**Data supplied**.
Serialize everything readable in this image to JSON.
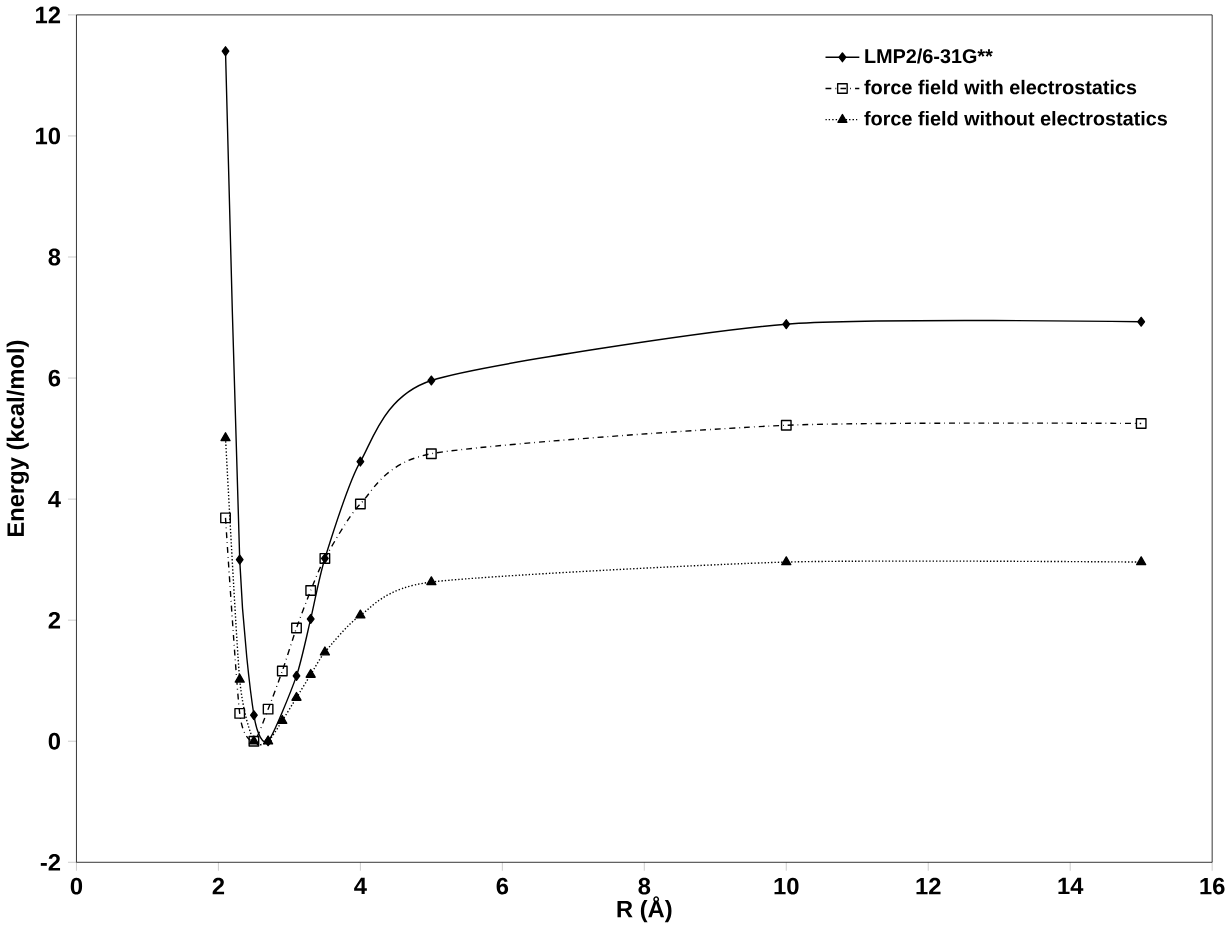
{
  "chart_data": {
    "type": "line",
    "xlabel": "R (Å)",
    "ylabel": "Energy (kcal/mol)",
    "xlim": [
      0,
      16
    ],
    "xticks": [
      0,
      2,
      4,
      6,
      8,
      10,
      12,
      14,
      16
    ],
    "ylim": [
      -2,
      12
    ],
    "yticks": [
      -2,
      0,
      2,
      4,
      6,
      8,
      10,
      12
    ],
    "grid": false,
    "legend": "top right",
    "series": [
      {
        "name": "LMP2/6-31G**",
        "color": "#000000",
        "marker": "diamond",
        "line_style": "solid",
        "x": [
          2.1,
          2.3,
          2.5,
          2.7,
          3.1,
          3.3,
          3.5,
          4.0,
          5.0,
          10,
          15
        ],
        "values": [
          11.4,
          3.0,
          0.43,
          0.0,
          1.08,
          2.02,
          3.02,
          4.62,
          5.96,
          6.89,
          6.93
        ]
      },
      {
        "name": "force field with electrostatics",
        "color": "#000000",
        "marker": "square",
        "line_style": "dashdotted",
        "x": [
          2.1,
          2.3,
          2.5,
          2.7,
          2.9,
          3.1,
          3.3,
          3.5,
          4.0,
          5.0,
          10,
          15
        ],
        "values": [
          3.69,
          0.46,
          0.0,
          0.53,
          1.16,
          1.87,
          2.49,
          3.02,
          3.92,
          4.75,
          5.22,
          5.25
        ]
      },
      {
        "name": "force field without electrostatics",
        "color": "#000000",
        "marker": "triangle",
        "line_style": "dotted",
        "x": [
          2.1,
          2.3,
          2.5,
          2.7,
          2.9,
          3.1,
          3.3,
          3.5,
          4.0,
          5.0,
          10,
          15
        ],
        "values": [
          5.01,
          1.02,
          0.0,
          0.0,
          0.34,
          0.72,
          1.1,
          1.47,
          2.08,
          2.63,
          2.96,
          2.96
        ]
      }
    ]
  }
}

**The task**.
Without the pictures, write out all of the material exactly.

**Solution to this exercise**.
Serialize everything readable in this image to JSON.
{
  "chart_data": {
    "type": "line",
    "xlabel": "R (Å)",
    "ylabel": "Energy (kcal/mol)",
    "xlim": [
      0,
      16
    ],
    "xticks": [
      0,
      2,
      4,
      6,
      8,
      10,
      12,
      14,
      16
    ],
    "ylim": [
      -2,
      12
    ],
    "yticks": [
      -2,
      0,
      2,
      4,
      6,
      8,
      10,
      12
    ],
    "grid": false,
    "legend": "top right",
    "series": [
      {
        "name": "LMP2/6-31G**",
        "color": "#000000",
        "marker": "diamond",
        "line_style": "solid",
        "x": [
          2.1,
          2.3,
          2.5,
          2.7,
          3.1,
          3.3,
          3.5,
          4.0,
          5.0,
          10,
          15
        ],
        "values": [
          11.4,
          3.0,
          0.43,
          0.0,
          1.08,
          2.02,
          3.02,
          4.62,
          5.96,
          6.89,
          6.93
        ]
      },
      {
        "name": "force field with electrostatics",
        "color": "#000000",
        "marker": "square",
        "line_style": "dashdotted",
        "x": [
          2.1,
          2.3,
          2.5,
          2.7,
          2.9,
          3.1,
          3.3,
          3.5,
          4.0,
          5.0,
          10,
          15
        ],
        "values": [
          3.69,
          0.46,
          0.0,
          0.53,
          1.16,
          1.87,
          2.49,
          3.02,
          3.92,
          4.75,
          5.22,
          5.25
        ]
      },
      {
        "name": "force field without electrostatics",
        "color": "#000000",
        "marker": "triangle",
        "line_style": "dotted",
        "x": [
          2.1,
          2.3,
          2.5,
          2.7,
          2.9,
          3.1,
          3.3,
          3.5,
          4.0,
          5.0,
          10,
          15
        ],
        "values": [
          5.01,
          1.02,
          0.0,
          0.0,
          0.34,
          0.72,
          1.1,
          1.47,
          2.08,
          2.63,
          2.96,
          2.96
        ]
      }
    ]
  }
}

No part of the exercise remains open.